[Excerpt from a dataset]
━━━━━━━━━━
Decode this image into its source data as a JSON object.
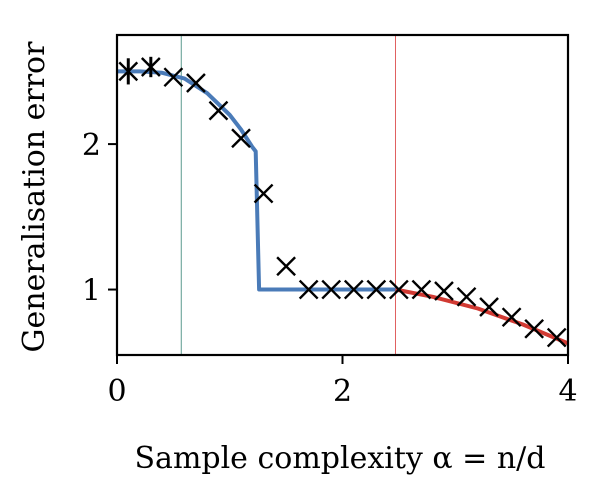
{
  "chart_data": {
    "type": "line",
    "xlabel": "Sample complexity α = n/d",
    "ylabel": "Generalisation error",
    "xlim": [
      0,
      4
    ],
    "ylim": [
      0.55,
      2.75
    ],
    "xticks": [
      0,
      2,
      4
    ],
    "xtick_labels": [
      "0",
      "2",
      "4"
    ],
    "yticks": [
      1,
      2
    ],
    "ytick_labels": [
      "1",
      "2"
    ],
    "grid": false,
    "vlines": [
      {
        "x": 0.57,
        "color": "#5b9a8f"
      },
      {
        "x": 2.47,
        "color": "#e06060"
      }
    ],
    "series": [
      {
        "style": "line",
        "color": "#4a7bb8",
        "x": [
          0.0,
          0.2,
          0.4,
          0.6,
          0.8,
          1.0,
          1.1,
          1.2,
          1.23,
          1.26,
          1.3,
          1.6,
          2.0,
          2.4,
          2.47
        ],
        "y": [
          2.5,
          2.5,
          2.49,
          2.45,
          2.35,
          2.2,
          2.1,
          1.98,
          1.95,
          1.0,
          1.0,
          1.0,
          1.0,
          1.0,
          1.0
        ]
      },
      {
        "style": "line",
        "color": "#d13a33",
        "x": [
          2.47,
          2.8,
          3.2,
          3.6,
          4.0
        ],
        "y": [
          1.0,
          0.95,
          0.87,
          0.76,
          0.63
        ]
      },
      {
        "style": "markers",
        "marker": "x",
        "color": "#000000",
        "x": [
          0.1,
          0.3,
          0.5,
          0.7,
          0.9,
          1.1,
          1.3,
          1.5,
          1.7,
          1.9,
          2.1,
          2.3,
          2.5,
          2.7,
          2.9,
          3.1,
          3.3,
          3.5,
          3.7,
          3.9
        ],
        "y": [
          2.5,
          2.53,
          2.46,
          2.42,
          2.23,
          2.04,
          1.66,
          1.16,
          1.0,
          1.0,
          1.0,
          1.0,
          1.0,
          1.0,
          0.99,
          0.95,
          0.88,
          0.81,
          0.73,
          0.67
        ],
        "err": [
          0.09,
          0.07,
          0.0,
          0.0,
          0.0,
          0.0,
          0.0,
          0.0,
          0.0,
          0.0,
          0.0,
          0.0,
          0.0,
          0.0,
          0.0,
          0.0,
          0.0,
          0.0,
          0.0,
          0.0
        ]
      }
    ]
  }
}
━━━━━━━━━━
Write out again every line above exactly as given; the pictures do not belong in the copy.

### Solution to this exercise
Decode this image into its source data as a JSON object.
{
  "chart_data": {
    "type": "line",
    "xlabel": "Sample complexity α = n/d",
    "ylabel": "Generalisation error",
    "xlim": [
      0,
      4
    ],
    "ylim": [
      0.55,
      2.75
    ],
    "xticks": [
      0,
      2,
      4
    ],
    "xtick_labels": [
      "0",
      "2",
      "4"
    ],
    "yticks": [
      1,
      2
    ],
    "ytick_labels": [
      "1",
      "2"
    ],
    "grid": false,
    "vlines": [
      {
        "x": 0.57,
        "color": "#5b9a8f"
      },
      {
        "x": 2.47,
        "color": "#e06060"
      }
    ],
    "series": [
      {
        "style": "line",
        "color": "#4a7bb8",
        "x": [
          0.0,
          0.2,
          0.4,
          0.6,
          0.8,
          1.0,
          1.1,
          1.2,
          1.23,
          1.26,
          1.3,
          1.6,
          2.0,
          2.4,
          2.47
        ],
        "y": [
          2.5,
          2.5,
          2.49,
          2.45,
          2.35,
          2.2,
          2.1,
          1.98,
          1.95,
          1.0,
          1.0,
          1.0,
          1.0,
          1.0,
          1.0
        ]
      },
      {
        "style": "line",
        "color": "#d13a33",
        "x": [
          2.47,
          2.8,
          3.2,
          3.6,
          4.0
        ],
        "y": [
          1.0,
          0.95,
          0.87,
          0.76,
          0.63
        ]
      },
      {
        "style": "markers",
        "marker": "x",
        "color": "#000000",
        "x": [
          0.1,
          0.3,
          0.5,
          0.7,
          0.9,
          1.1,
          1.3,
          1.5,
          1.7,
          1.9,
          2.1,
          2.3,
          2.5,
          2.7,
          2.9,
          3.1,
          3.3,
          3.5,
          3.7,
          3.9
        ],
        "y": [
          2.5,
          2.53,
          2.46,
          2.42,
          2.23,
          2.04,
          1.66,
          1.16,
          1.0,
          1.0,
          1.0,
          1.0,
          1.0,
          1.0,
          0.99,
          0.95,
          0.88,
          0.81,
          0.73,
          0.67
        ],
        "err": [
          0.09,
          0.07,
          0.0,
          0.0,
          0.0,
          0.0,
          0.0,
          0.0,
          0.0,
          0.0,
          0.0,
          0.0,
          0.0,
          0.0,
          0.0,
          0.0,
          0.0,
          0.0,
          0.0,
          0.0
        ]
      }
    ]
  }
}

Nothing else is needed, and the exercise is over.